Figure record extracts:
—————
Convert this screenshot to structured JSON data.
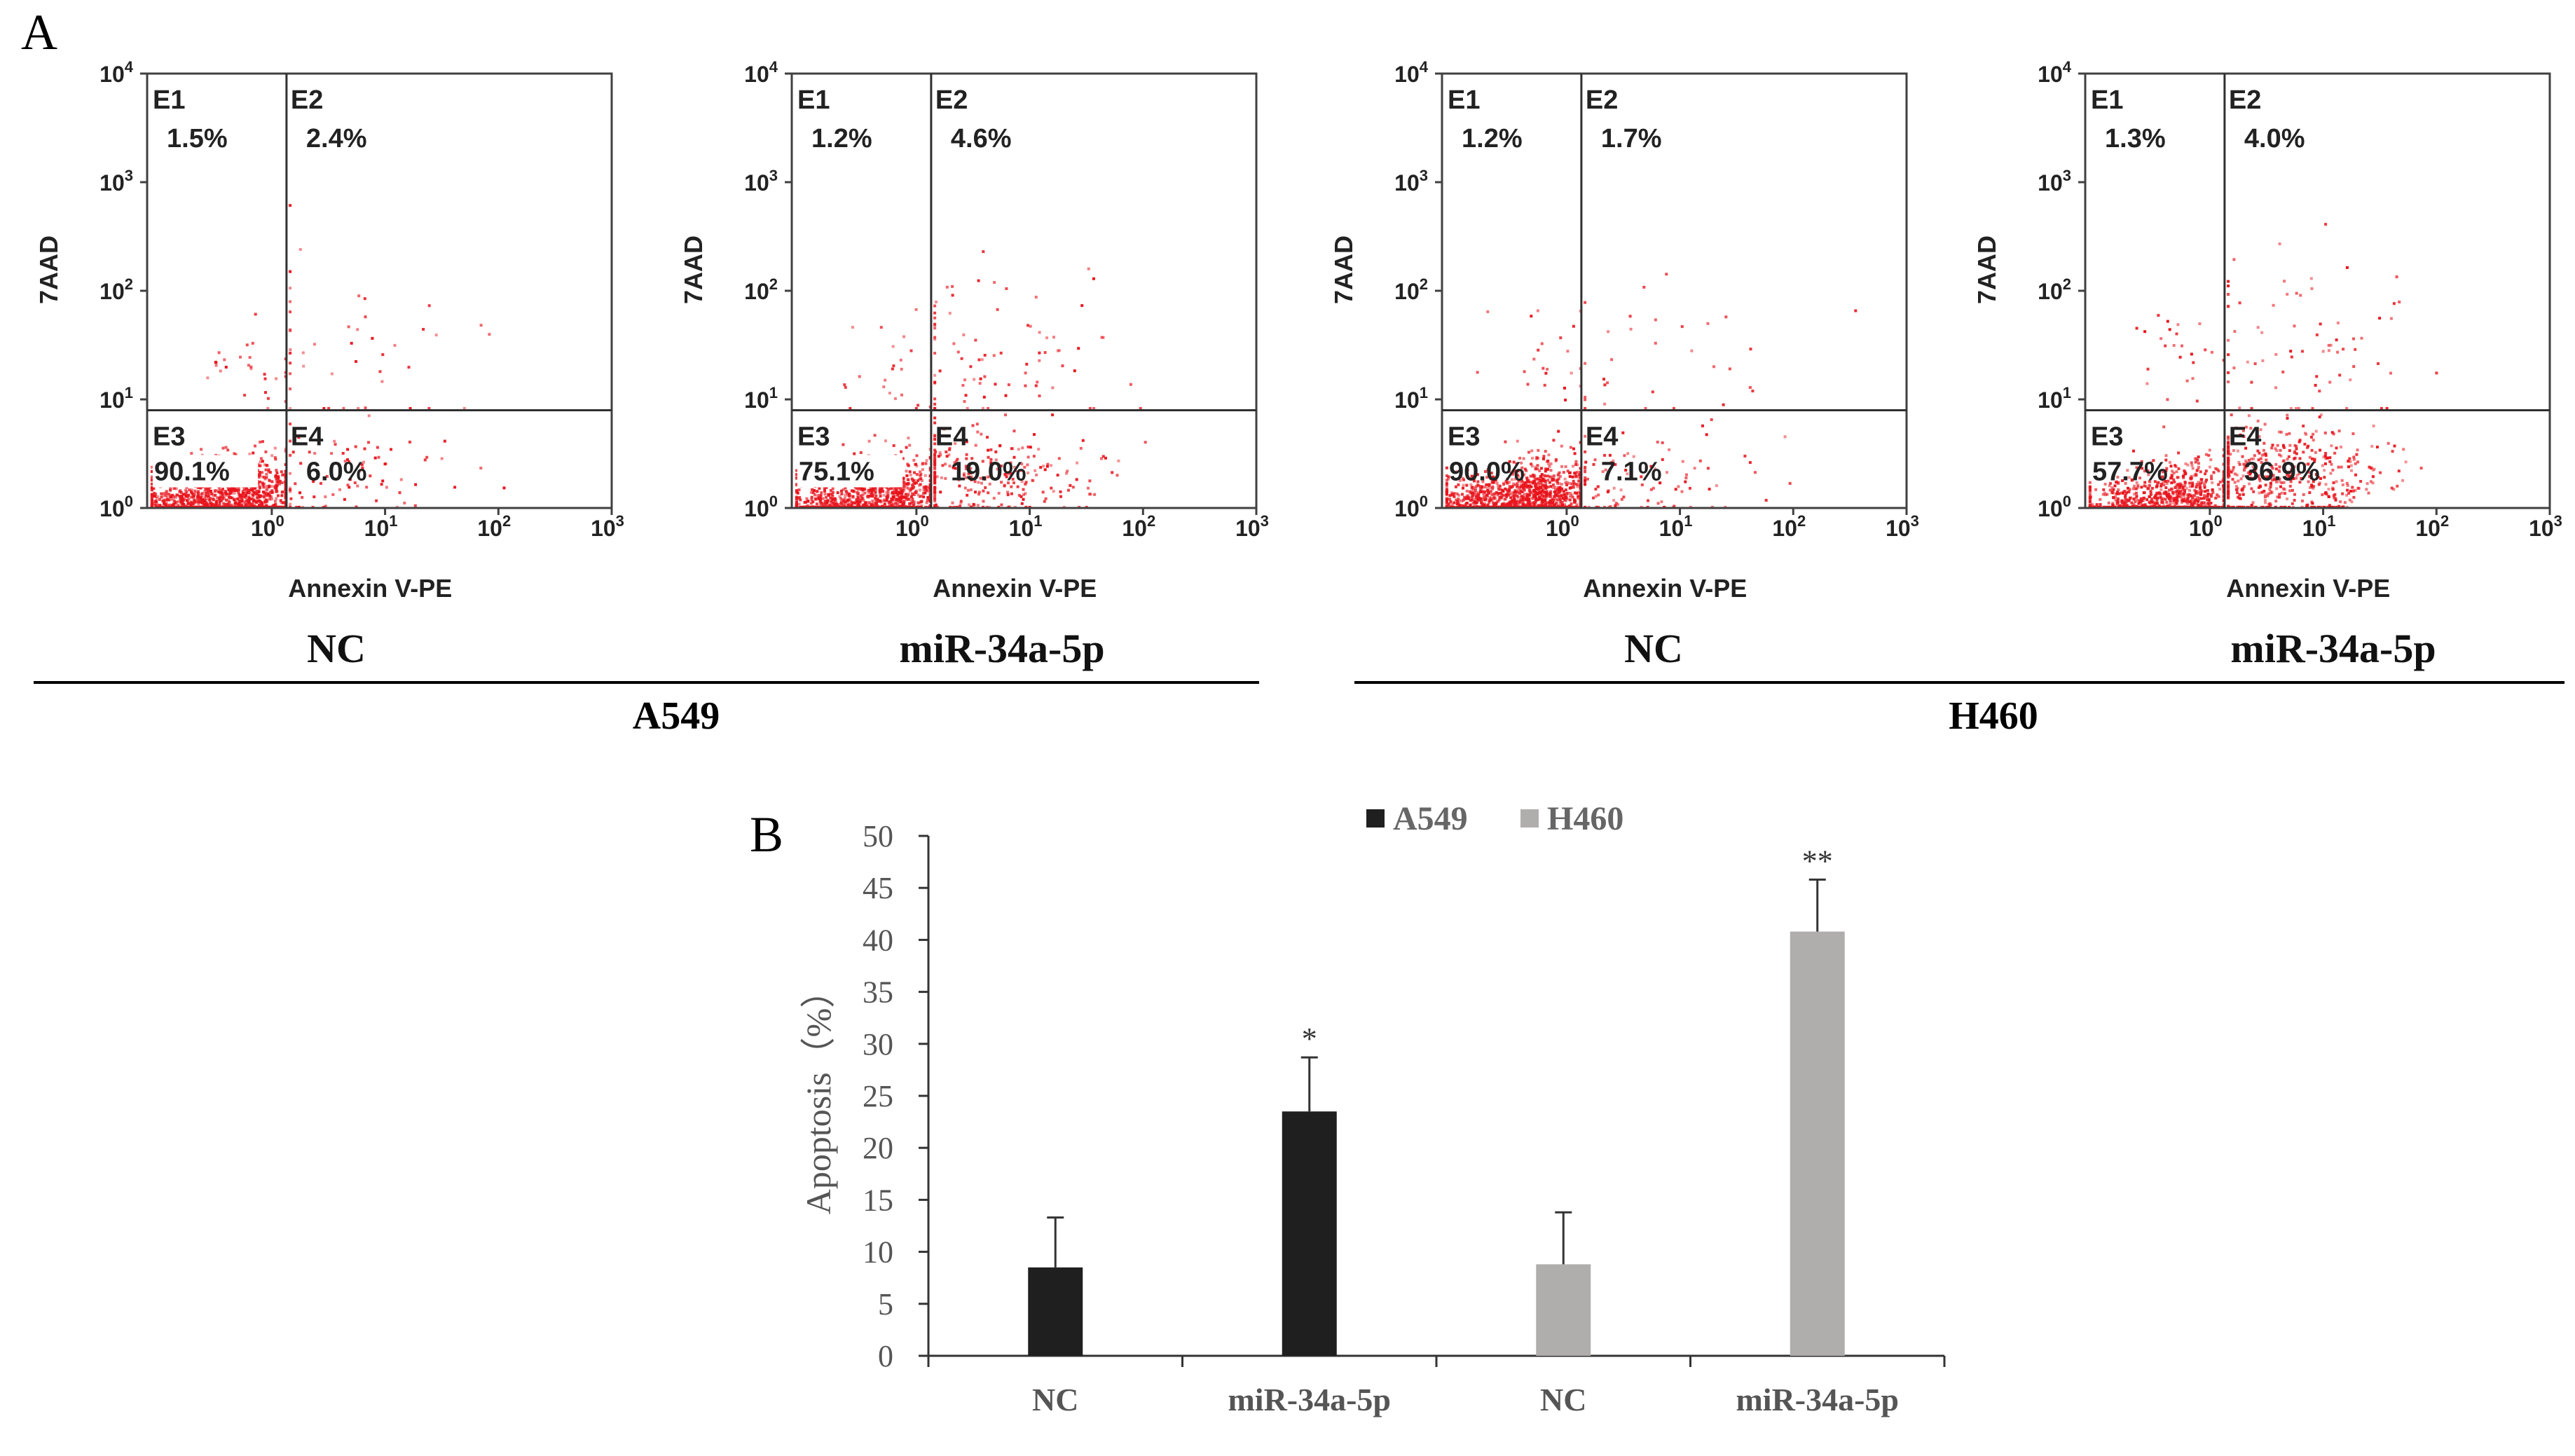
{
  "figure": {
    "panel_a_label": "A",
    "panel_b_label": "B",
    "group_labels": [
      "A549",
      "H460"
    ]
  },
  "chart_data": [
    {
      "type": "scatter",
      "subtype": "flow-cytometry-quadrant",
      "condition": "NC",
      "cell_line": "A549",
      "xlabel": "Annexin V-PE",
      "ylabel": "7AAD",
      "x_tick_base": "10",
      "x_tick_exponents": [
        "0",
        "1",
        "2",
        "3"
      ],
      "y_tick_base": "10",
      "y_tick_exponents": [
        "0",
        "1",
        "2",
        "3",
        "4"
      ],
      "x_gate_decade": 0.13,
      "y_gate_decade": 0.9,
      "quadrants": [
        {
          "name": "E1",
          "value": "1.5%"
        },
        {
          "name": "E2",
          "value": "2.4%"
        },
        {
          "name": "E3",
          "value": "90.1%"
        },
        {
          "name": "E4",
          "value": "6.0%"
        }
      ],
      "e3_value_boxed": true
    },
    {
      "type": "scatter",
      "subtype": "flow-cytometry-quadrant",
      "condition": "miR-34a-5p",
      "cell_line": "A549",
      "xlabel": "Annexin V-PE",
      "ylabel": "7AAD",
      "x_tick_base": "10",
      "x_tick_exponents": [
        "0",
        "1",
        "2",
        "3"
      ],
      "y_tick_base": "10",
      "y_tick_exponents": [
        "0",
        "1",
        "2",
        "3",
        "4"
      ],
      "x_gate_decade": 0.13,
      "y_gate_decade": 0.9,
      "quadrants": [
        {
          "name": "E1",
          "value": "1.2%"
        },
        {
          "name": "E2",
          "value": "4.6%"
        },
        {
          "name": "E3",
          "value": "75.1%"
        },
        {
          "name": "E4",
          "value": "19.0%"
        }
      ],
      "e3_value_boxed": true
    },
    {
      "type": "scatter",
      "subtype": "flow-cytometry-quadrant",
      "condition": "NC",
      "cell_line": "H460",
      "xlabel": "Annexin V-PE",
      "ylabel": "7AAD",
      "x_tick_base": "10",
      "x_tick_exponents": [
        "0",
        "1",
        "2",
        "3"
      ],
      "y_tick_base": "10",
      "y_tick_exponents": [
        "0",
        "1",
        "2",
        "3",
        "4"
      ],
      "x_gate_decade": 0.13,
      "y_gate_decade": 0.9,
      "quadrants": [
        {
          "name": "E1",
          "value": "1.2%"
        },
        {
          "name": "E2",
          "value": "1.7%"
        },
        {
          "name": "E3",
          "value": "90.0%"
        },
        {
          "name": "E4",
          "value": "7.1%"
        }
      ],
      "e3_value_boxed": false
    },
    {
      "type": "scatter",
      "subtype": "flow-cytometry-quadrant",
      "condition": "miR-34a-5p",
      "cell_line": "H460",
      "xlabel": "Annexin V-PE",
      "ylabel": "7AAD",
      "x_tick_base": "10",
      "x_tick_exponents": [
        "0",
        "1",
        "2",
        "3"
      ],
      "y_tick_base": "10",
      "y_tick_exponents": [
        "0",
        "1",
        "2",
        "3",
        "4"
      ],
      "x_gate_decade": 0.13,
      "y_gate_decade": 0.9,
      "quadrants": [
        {
          "name": "E1",
          "value": "1.3%"
        },
        {
          "name": "E2",
          "value": "4.0%"
        },
        {
          "name": "E3",
          "value": "57.7%"
        },
        {
          "name": "E4",
          "value": "36.9%"
        }
      ],
      "e3_value_boxed": false
    },
    {
      "type": "bar",
      "title": "",
      "xlabel": "",
      "ylabel": "Apoptosis（%）",
      "ylim": [
        0,
        50
      ],
      "y_ticks": [
        0,
        5,
        10,
        15,
        20,
        25,
        30,
        35,
        40,
        45,
        50
      ],
      "categories": [
        "NC",
        "miR-34a-5p",
        "NC",
        "miR-34a-5p"
      ],
      "legend": [
        {
          "name": "A549",
          "color": "#1f1f1f"
        },
        {
          "name": "H460",
          "color": "#b0adad"
        }
      ],
      "bars": [
        {
          "category": "NC",
          "series": "A549",
          "value": 8.5,
          "error": 4.8,
          "annotation": ""
        },
        {
          "category": "miR-34a-5p",
          "series": "A549",
          "value": 23.5,
          "error": 5.2,
          "annotation": "*"
        },
        {
          "category": "NC",
          "series": "H460",
          "value": 8.8,
          "error": 5.0,
          "annotation": ""
        },
        {
          "category": "miR-34a-5p",
          "series": "H460",
          "value": 40.8,
          "error": 5.0,
          "annotation": "**"
        }
      ]
    }
  ]
}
—————
→ STATED EXERCISE
Output the entries above exactly. Drop the pictures.

→ ANSWER FOR THIS EXERCISE
Convert this screenshot to structured JSON data.
{
  "figure": {
    "panel_a_label": "A",
    "panel_b_label": "B",
    "group_labels": [
      "A549",
      "H460"
    ]
  },
  "chart_data": [
    {
      "type": "scatter",
      "subtype": "flow-cytometry-quadrant",
      "condition": "NC",
      "cell_line": "A549",
      "xlabel": "Annexin V-PE",
      "ylabel": "7AAD",
      "x_tick_base": "10",
      "x_tick_exponents": [
        "0",
        "1",
        "2",
        "3"
      ],
      "y_tick_base": "10",
      "y_tick_exponents": [
        "0",
        "1",
        "2",
        "3",
        "4"
      ],
      "x_gate_decade": 0.13,
      "y_gate_decade": 0.9,
      "quadrants": [
        {
          "name": "E1",
          "value": "1.5%"
        },
        {
          "name": "E2",
          "value": "2.4%"
        },
        {
          "name": "E3",
          "value": "90.1%"
        },
        {
          "name": "E4",
          "value": "6.0%"
        }
      ],
      "e3_value_boxed": true
    },
    {
      "type": "scatter",
      "subtype": "flow-cytometry-quadrant",
      "condition": "miR-34a-5p",
      "cell_line": "A549",
      "xlabel": "Annexin V-PE",
      "ylabel": "7AAD",
      "x_tick_base": "10",
      "x_tick_exponents": [
        "0",
        "1",
        "2",
        "3"
      ],
      "y_tick_base": "10",
      "y_tick_exponents": [
        "0",
        "1",
        "2",
        "3",
        "4"
      ],
      "x_gate_decade": 0.13,
      "y_gate_decade": 0.9,
      "quadrants": [
        {
          "name": "E1",
          "value": "1.2%"
        },
        {
          "name": "E2",
          "value": "4.6%"
        },
        {
          "name": "E3",
          "value": "75.1%"
        },
        {
          "name": "E4",
          "value": "19.0%"
        }
      ],
      "e3_value_boxed": true
    },
    {
      "type": "scatter",
      "subtype": "flow-cytometry-quadrant",
      "condition": "NC",
      "cell_line": "H460",
      "xlabel": "Annexin V-PE",
      "ylabel": "7AAD",
      "x_tick_base": "10",
      "x_tick_exponents": [
        "0",
        "1",
        "2",
        "3"
      ],
      "y_tick_base": "10",
      "y_tick_exponents": [
        "0",
        "1",
        "2",
        "3",
        "4"
      ],
      "x_gate_decade": 0.13,
      "y_gate_decade": 0.9,
      "quadrants": [
        {
          "name": "E1",
          "value": "1.2%"
        },
        {
          "name": "E2",
          "value": "1.7%"
        },
        {
          "name": "E3",
          "value": "90.0%"
        },
        {
          "name": "E4",
          "value": "7.1%"
        }
      ],
      "e3_value_boxed": false
    },
    {
      "type": "scatter",
      "subtype": "flow-cytometry-quadrant",
      "condition": "miR-34a-5p",
      "cell_line": "H460",
      "xlabel": "Annexin V-PE",
      "ylabel": "7AAD",
      "x_tick_base": "10",
      "x_tick_exponents": [
        "0",
        "1",
        "2",
        "3"
      ],
      "y_tick_base": "10",
      "y_tick_exponents": [
        "0",
        "1",
        "2",
        "3",
        "4"
      ],
      "x_gate_decade": 0.13,
      "y_gate_decade": 0.9,
      "quadrants": [
        {
          "name": "E1",
          "value": "1.3%"
        },
        {
          "name": "E2",
          "value": "4.0%"
        },
        {
          "name": "E3",
          "value": "57.7%"
        },
        {
          "name": "E4",
          "value": "36.9%"
        }
      ],
      "e3_value_boxed": false
    },
    {
      "type": "bar",
      "title": "",
      "xlabel": "",
      "ylabel": "Apoptosis（%）",
      "ylim": [
        0,
        50
      ],
      "y_ticks": [
        0,
        5,
        10,
        15,
        20,
        25,
        30,
        35,
        40,
        45,
        50
      ],
      "categories": [
        "NC",
        "miR-34a-5p",
        "NC",
        "miR-34a-5p"
      ],
      "legend": [
        {
          "name": "A549",
          "color": "#1f1f1f"
        },
        {
          "name": "H460",
          "color": "#b0adad"
        }
      ],
      "bars": [
        {
          "category": "NC",
          "series": "A549",
          "value": 8.5,
          "error": 4.8,
          "annotation": ""
        },
        {
          "category": "miR-34a-5p",
          "series": "A549",
          "value": 23.5,
          "error": 5.2,
          "annotation": "*"
        },
        {
          "category": "NC",
          "series": "H460",
          "value": 8.8,
          "error": 5.0,
          "annotation": ""
        },
        {
          "category": "miR-34a-5p",
          "series": "H460",
          "value": 40.8,
          "error": 5.0,
          "annotation": "**"
        }
      ]
    }
  ]
}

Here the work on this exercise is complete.